[start]

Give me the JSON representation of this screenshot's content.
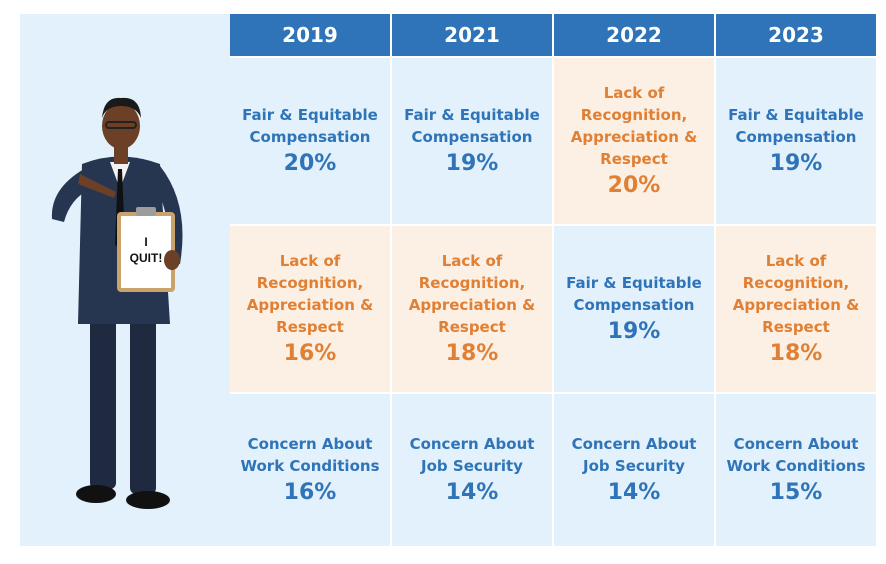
{
  "chart_data": {
    "type": "table",
    "columns": [
      "2019",
      "2021",
      "2022",
      "2023"
    ],
    "rows": [
      [
        {
          "reason": "Fair & Equitable\nCompensation",
          "value": "20%",
          "color": "blue"
        },
        {
          "reason": "Fair & Equitable\nCompensation",
          "value": "19%",
          "color": "blue"
        },
        {
          "reason": "Lack of\nRecognition,\nAppreciation &\nRespect",
          "value": "20%",
          "color": "orange"
        },
        {
          "reason": "Fair & Equitable\nCompensation",
          "value": "19%",
          "color": "blue"
        }
      ],
      [
        {
          "reason": "Lack of\nRecognition,\nAppreciation &\nRespect",
          "value": "16%",
          "color": "orange"
        },
        {
          "reason": "Lack of\nRecognition,\nAppreciation &\nRespect",
          "value": "18%",
          "color": "orange"
        },
        {
          "reason": "Fair & Equitable\nCompensation",
          "value": "19%",
          "color": "blue"
        },
        {
          "reason": "Lack of\nRecognition,\nAppreciation &\nRespect",
          "value": "18%",
          "color": "orange"
        }
      ],
      [
        {
          "reason": "Concern About\nWork Conditions",
          "value": "16%",
          "color": "blue"
        },
        {
          "reason": "Concern About\nJob Security",
          "value": "14%",
          "color": "blue"
        },
        {
          "reason": "Concern About\nJob Security",
          "value": "14%",
          "color": "blue"
        },
        {
          "reason": "Concern About\nWork Conditions",
          "value": "15%",
          "color": "blue"
        }
      ]
    ],
    "colors": {
      "header": "#2f74b8",
      "blue_bg": "#e2f1fb",
      "blue_text": "#2f74b8",
      "orange_bg": "#fcefe3",
      "orange_text": "#e08035"
    }
  },
  "illustration": {
    "sign_text": "I\nQUIT!"
  }
}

[end]

* Instructions to follow: Pictures are not part of the copy; reproduce everything else in the records exactly.

* Complete response:
Give me the JSON representation of this screenshot's content.
{
  "chart_data": {
    "type": "table",
    "columns": [
      "2019",
      "2021",
      "2022",
      "2023"
    ],
    "rows": [
      [
        {
          "reason": "Fair & Equitable\nCompensation",
          "value": "20%",
          "color": "blue"
        },
        {
          "reason": "Fair & Equitable\nCompensation",
          "value": "19%",
          "color": "blue"
        },
        {
          "reason": "Lack of\nRecognition,\nAppreciation &\nRespect",
          "value": "20%",
          "color": "orange"
        },
        {
          "reason": "Fair & Equitable\nCompensation",
          "value": "19%",
          "color": "blue"
        }
      ],
      [
        {
          "reason": "Lack of\nRecognition,\nAppreciation &\nRespect",
          "value": "16%",
          "color": "orange"
        },
        {
          "reason": "Lack of\nRecognition,\nAppreciation &\nRespect",
          "value": "18%",
          "color": "orange"
        },
        {
          "reason": "Fair & Equitable\nCompensation",
          "value": "19%",
          "color": "blue"
        },
        {
          "reason": "Lack of\nRecognition,\nAppreciation &\nRespect",
          "value": "18%",
          "color": "orange"
        }
      ],
      [
        {
          "reason": "Concern About\nWork Conditions",
          "value": "16%",
          "color": "blue"
        },
        {
          "reason": "Concern About\nJob Security",
          "value": "14%",
          "color": "blue"
        },
        {
          "reason": "Concern About\nJob Security",
          "value": "14%",
          "color": "blue"
        },
        {
          "reason": "Concern About\nWork Conditions",
          "value": "15%",
          "color": "blue"
        }
      ]
    ],
    "colors": {
      "header": "#2f74b8",
      "blue_bg": "#e2f1fb",
      "blue_text": "#2f74b8",
      "orange_bg": "#fcefe3",
      "orange_text": "#e08035"
    }
  },
  "illustration": {
    "sign_text": "I\nQUIT!"
  }
}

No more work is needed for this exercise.